Given exercise ▸ Work through the entries below and report how many lines include "Outer". The number alone is the answer.

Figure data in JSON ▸
════
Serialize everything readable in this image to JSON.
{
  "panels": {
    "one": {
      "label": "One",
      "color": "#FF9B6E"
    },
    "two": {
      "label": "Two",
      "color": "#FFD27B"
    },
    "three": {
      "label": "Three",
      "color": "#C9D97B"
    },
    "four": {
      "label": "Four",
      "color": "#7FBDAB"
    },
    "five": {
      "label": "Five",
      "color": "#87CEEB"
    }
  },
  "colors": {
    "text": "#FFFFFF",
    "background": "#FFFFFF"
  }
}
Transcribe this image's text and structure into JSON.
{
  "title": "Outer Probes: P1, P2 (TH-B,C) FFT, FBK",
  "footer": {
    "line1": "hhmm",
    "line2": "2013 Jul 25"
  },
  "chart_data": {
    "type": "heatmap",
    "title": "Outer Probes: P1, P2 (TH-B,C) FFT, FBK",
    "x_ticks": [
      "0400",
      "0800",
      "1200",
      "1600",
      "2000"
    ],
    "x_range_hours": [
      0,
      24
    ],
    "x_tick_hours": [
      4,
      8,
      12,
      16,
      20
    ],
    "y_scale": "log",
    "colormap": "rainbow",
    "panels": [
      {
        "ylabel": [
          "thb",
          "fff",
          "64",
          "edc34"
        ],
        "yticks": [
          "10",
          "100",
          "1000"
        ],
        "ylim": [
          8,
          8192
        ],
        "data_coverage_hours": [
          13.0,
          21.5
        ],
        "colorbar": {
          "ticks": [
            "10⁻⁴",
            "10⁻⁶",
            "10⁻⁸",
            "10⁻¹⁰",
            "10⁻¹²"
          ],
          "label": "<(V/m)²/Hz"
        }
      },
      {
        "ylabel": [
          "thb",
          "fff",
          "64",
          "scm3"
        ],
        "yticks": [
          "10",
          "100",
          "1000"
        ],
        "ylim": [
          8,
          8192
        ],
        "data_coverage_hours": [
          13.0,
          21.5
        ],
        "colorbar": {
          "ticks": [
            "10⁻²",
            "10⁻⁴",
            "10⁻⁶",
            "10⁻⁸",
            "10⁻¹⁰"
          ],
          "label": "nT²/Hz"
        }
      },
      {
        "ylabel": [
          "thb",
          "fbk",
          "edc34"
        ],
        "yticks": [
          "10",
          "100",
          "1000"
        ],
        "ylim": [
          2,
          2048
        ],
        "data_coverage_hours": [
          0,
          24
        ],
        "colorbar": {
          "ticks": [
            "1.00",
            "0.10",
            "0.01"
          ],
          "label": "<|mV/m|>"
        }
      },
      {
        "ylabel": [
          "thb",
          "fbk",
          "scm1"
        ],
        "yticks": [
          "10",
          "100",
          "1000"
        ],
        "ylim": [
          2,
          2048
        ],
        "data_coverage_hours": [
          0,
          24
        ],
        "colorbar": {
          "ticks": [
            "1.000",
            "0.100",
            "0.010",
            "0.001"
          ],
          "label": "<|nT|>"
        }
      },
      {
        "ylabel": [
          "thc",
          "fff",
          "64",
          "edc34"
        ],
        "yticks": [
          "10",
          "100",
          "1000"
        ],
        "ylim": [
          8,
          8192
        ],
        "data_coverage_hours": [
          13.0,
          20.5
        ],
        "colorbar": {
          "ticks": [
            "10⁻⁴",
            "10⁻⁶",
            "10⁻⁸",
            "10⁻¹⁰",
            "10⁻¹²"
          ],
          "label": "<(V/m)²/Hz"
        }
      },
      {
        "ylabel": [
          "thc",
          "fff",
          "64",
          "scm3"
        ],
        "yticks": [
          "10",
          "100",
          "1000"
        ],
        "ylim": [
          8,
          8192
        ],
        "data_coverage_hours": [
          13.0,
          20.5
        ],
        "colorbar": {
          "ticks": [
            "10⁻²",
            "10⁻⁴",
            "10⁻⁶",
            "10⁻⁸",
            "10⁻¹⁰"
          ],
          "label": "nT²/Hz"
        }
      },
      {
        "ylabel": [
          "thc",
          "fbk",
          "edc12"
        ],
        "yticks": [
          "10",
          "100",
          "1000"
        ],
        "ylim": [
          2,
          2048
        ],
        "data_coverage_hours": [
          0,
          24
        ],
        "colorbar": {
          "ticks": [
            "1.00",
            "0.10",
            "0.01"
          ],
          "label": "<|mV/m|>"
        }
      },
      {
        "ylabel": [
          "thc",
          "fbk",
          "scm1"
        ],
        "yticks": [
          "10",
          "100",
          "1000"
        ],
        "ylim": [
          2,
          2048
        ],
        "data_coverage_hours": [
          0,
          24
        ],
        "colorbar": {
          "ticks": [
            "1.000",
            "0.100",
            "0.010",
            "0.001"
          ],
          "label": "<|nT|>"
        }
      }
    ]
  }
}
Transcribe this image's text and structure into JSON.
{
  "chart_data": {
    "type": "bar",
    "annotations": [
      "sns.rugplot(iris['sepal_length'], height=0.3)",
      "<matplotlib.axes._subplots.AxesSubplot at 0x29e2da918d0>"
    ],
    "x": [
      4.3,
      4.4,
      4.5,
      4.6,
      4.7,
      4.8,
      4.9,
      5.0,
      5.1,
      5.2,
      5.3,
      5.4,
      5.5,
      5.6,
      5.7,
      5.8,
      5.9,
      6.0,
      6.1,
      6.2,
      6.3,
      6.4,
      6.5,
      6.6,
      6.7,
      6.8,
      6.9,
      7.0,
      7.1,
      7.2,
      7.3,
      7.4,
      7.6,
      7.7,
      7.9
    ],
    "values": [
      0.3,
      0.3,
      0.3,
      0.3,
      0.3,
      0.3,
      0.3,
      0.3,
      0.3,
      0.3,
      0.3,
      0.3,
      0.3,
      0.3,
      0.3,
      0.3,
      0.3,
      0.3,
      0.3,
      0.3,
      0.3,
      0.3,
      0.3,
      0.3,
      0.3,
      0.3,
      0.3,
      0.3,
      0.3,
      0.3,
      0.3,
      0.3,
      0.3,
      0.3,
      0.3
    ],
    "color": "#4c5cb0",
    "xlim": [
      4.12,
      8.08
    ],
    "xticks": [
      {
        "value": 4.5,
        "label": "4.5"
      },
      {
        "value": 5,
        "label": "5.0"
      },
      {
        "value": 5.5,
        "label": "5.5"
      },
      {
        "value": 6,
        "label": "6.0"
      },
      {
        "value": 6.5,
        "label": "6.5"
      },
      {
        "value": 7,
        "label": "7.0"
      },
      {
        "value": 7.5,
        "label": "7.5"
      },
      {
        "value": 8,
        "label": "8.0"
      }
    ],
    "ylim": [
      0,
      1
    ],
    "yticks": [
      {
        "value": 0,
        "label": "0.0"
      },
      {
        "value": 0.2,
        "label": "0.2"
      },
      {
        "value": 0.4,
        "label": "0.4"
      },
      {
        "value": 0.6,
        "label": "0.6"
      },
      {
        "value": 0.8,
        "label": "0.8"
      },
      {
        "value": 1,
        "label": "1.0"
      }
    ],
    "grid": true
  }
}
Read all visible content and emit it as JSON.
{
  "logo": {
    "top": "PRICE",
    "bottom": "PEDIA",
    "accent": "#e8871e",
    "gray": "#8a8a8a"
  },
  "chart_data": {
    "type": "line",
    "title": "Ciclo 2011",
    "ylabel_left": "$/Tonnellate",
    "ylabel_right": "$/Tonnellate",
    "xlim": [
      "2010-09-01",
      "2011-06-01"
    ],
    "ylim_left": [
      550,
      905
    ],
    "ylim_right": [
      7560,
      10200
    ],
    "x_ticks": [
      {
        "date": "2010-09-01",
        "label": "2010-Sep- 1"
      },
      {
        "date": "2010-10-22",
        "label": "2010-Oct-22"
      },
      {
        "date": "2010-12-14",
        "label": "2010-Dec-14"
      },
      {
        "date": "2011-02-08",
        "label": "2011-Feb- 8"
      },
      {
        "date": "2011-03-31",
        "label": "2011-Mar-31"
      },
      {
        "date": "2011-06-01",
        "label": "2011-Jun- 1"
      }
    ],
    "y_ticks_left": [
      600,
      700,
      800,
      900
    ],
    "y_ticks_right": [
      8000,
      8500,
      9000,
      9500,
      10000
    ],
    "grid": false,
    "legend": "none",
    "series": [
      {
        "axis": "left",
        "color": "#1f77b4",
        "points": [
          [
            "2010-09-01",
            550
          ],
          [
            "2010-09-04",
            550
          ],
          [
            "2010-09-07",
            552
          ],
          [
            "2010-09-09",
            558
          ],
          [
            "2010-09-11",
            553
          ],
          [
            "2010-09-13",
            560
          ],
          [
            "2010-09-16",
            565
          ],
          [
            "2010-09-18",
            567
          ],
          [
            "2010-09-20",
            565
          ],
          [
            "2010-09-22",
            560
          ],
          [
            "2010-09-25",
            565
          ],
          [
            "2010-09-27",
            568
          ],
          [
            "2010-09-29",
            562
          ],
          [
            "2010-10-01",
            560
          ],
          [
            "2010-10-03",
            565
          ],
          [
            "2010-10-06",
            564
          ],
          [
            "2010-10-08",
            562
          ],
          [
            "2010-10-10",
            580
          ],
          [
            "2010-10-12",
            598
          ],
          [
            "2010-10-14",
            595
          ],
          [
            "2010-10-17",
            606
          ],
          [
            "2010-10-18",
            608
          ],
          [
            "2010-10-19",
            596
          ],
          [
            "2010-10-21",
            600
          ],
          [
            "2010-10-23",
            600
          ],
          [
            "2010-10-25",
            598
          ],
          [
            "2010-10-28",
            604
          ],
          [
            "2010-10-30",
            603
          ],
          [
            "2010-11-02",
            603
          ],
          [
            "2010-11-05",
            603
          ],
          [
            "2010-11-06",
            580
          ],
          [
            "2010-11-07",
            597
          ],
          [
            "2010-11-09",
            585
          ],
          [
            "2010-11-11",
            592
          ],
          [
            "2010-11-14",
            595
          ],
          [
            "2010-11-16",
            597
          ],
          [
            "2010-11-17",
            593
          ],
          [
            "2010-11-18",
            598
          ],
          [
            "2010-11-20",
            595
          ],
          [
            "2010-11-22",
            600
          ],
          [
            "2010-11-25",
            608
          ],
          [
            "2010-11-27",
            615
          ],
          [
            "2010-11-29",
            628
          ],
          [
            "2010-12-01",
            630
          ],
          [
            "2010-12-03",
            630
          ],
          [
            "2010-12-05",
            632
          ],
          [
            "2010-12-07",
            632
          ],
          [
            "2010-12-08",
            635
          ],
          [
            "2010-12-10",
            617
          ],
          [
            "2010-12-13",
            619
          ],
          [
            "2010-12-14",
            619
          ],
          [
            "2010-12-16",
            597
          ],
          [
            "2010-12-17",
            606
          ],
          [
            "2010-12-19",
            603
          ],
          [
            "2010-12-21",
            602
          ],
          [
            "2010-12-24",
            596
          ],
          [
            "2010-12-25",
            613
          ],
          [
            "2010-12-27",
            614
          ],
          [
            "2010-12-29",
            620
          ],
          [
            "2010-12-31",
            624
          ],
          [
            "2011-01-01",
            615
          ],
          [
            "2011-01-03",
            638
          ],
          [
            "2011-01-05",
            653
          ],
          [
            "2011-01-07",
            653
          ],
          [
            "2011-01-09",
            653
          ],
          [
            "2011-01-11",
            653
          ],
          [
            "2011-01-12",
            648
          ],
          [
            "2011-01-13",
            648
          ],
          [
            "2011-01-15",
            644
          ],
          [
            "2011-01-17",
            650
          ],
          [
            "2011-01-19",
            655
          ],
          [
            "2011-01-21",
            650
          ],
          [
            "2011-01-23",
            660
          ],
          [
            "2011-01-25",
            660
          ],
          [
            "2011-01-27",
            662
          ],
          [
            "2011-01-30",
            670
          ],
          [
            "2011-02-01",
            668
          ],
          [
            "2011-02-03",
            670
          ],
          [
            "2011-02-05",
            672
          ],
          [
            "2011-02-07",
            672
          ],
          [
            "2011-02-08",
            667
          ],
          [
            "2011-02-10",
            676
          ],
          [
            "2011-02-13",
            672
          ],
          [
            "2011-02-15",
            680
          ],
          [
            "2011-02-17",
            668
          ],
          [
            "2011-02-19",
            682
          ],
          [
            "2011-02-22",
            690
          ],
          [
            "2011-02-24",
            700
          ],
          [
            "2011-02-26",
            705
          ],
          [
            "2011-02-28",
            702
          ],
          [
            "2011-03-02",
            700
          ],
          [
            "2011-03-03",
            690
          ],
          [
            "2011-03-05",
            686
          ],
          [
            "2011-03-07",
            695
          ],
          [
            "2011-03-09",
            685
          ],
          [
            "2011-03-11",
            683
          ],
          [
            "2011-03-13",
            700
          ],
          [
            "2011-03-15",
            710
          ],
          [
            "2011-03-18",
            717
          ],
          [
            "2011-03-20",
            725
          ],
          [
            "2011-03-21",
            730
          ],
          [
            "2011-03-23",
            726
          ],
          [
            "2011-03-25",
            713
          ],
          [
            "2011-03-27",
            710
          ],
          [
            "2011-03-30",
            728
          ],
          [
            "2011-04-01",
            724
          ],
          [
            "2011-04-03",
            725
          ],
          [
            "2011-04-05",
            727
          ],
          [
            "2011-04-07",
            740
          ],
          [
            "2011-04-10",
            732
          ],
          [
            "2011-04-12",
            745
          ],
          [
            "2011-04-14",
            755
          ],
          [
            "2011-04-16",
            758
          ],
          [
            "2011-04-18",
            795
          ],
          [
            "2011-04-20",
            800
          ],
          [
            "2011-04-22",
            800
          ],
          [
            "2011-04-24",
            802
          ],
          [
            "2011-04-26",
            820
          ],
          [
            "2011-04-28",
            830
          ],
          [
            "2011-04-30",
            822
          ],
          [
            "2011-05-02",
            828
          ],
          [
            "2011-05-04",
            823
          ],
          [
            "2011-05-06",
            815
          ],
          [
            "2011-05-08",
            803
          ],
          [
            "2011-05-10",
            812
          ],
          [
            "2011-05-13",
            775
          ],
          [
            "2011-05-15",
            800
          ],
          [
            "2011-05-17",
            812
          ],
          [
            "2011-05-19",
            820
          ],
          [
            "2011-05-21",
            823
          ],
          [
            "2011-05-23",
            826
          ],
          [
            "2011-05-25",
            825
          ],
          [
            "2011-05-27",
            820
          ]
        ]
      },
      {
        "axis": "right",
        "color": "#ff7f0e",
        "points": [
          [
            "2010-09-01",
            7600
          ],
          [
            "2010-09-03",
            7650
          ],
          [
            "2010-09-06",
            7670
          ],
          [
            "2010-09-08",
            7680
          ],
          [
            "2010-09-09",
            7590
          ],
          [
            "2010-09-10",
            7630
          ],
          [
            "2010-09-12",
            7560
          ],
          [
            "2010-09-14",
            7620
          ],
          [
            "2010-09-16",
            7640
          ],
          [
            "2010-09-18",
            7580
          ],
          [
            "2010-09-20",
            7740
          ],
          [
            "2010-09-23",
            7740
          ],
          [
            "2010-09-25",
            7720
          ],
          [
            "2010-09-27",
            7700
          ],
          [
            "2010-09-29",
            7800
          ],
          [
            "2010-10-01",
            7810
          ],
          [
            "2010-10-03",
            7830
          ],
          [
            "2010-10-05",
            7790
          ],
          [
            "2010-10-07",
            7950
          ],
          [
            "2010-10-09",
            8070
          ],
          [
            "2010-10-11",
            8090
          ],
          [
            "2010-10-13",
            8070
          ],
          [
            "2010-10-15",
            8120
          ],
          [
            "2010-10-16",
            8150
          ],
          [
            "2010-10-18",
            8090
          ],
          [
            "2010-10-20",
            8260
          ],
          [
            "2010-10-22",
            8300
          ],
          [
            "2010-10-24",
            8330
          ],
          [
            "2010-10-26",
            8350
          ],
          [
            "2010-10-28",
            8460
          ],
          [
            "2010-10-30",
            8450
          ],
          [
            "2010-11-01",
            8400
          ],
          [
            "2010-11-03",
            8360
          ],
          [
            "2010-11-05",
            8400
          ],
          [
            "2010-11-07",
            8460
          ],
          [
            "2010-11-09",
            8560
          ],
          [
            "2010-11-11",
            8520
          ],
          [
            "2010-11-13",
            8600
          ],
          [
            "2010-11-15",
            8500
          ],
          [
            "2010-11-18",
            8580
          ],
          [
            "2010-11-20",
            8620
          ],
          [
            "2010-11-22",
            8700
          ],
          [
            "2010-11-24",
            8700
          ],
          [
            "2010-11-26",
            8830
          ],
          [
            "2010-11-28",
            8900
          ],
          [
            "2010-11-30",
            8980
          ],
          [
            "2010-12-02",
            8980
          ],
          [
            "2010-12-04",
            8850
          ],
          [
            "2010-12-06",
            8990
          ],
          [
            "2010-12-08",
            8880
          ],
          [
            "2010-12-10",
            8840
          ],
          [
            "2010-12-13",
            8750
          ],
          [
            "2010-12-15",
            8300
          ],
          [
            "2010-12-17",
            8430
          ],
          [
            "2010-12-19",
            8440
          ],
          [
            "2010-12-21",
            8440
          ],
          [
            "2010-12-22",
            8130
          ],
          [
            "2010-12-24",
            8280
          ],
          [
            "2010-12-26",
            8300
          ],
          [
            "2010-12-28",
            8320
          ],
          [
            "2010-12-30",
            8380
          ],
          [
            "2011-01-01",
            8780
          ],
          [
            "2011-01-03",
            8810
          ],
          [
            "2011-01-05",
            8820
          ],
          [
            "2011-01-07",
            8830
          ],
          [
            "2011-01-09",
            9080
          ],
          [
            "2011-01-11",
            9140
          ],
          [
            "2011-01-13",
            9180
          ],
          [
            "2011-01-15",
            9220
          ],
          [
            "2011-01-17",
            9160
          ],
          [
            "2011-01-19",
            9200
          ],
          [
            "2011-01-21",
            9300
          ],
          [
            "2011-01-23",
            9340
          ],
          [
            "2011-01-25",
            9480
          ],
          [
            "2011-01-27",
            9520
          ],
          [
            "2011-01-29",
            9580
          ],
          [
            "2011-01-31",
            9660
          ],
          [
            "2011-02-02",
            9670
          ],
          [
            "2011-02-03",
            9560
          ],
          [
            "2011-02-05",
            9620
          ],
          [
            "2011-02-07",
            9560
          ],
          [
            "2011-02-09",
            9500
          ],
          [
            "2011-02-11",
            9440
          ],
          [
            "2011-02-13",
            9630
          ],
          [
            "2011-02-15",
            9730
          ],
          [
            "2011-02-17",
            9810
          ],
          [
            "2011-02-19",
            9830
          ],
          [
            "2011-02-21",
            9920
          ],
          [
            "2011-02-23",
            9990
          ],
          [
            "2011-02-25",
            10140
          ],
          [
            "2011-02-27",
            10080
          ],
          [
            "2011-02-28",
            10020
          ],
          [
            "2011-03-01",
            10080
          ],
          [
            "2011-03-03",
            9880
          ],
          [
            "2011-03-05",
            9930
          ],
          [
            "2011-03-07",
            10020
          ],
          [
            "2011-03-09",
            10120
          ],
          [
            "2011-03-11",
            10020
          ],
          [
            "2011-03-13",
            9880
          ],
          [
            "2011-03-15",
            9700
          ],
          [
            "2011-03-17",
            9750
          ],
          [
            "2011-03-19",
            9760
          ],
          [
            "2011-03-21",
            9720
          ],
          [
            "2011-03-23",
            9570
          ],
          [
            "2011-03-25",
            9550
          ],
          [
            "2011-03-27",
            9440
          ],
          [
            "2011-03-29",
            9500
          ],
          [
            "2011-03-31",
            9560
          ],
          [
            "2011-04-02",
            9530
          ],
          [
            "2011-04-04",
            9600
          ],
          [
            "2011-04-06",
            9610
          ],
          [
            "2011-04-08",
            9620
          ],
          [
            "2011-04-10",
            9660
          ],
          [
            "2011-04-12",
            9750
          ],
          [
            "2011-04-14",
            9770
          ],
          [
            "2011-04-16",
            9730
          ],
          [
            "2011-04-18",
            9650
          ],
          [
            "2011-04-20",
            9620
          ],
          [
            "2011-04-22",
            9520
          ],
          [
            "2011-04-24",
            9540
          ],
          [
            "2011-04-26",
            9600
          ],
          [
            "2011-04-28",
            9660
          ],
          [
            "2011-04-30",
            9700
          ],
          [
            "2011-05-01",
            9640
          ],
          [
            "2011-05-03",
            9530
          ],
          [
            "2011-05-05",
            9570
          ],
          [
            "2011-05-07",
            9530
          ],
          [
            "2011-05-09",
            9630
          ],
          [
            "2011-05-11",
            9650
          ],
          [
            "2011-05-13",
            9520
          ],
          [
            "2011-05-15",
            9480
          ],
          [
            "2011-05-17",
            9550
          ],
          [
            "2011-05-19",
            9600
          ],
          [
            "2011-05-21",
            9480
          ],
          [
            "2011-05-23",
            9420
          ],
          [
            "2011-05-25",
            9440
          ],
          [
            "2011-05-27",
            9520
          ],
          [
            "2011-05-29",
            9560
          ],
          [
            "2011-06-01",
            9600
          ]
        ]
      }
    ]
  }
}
════
Full output ▸ 2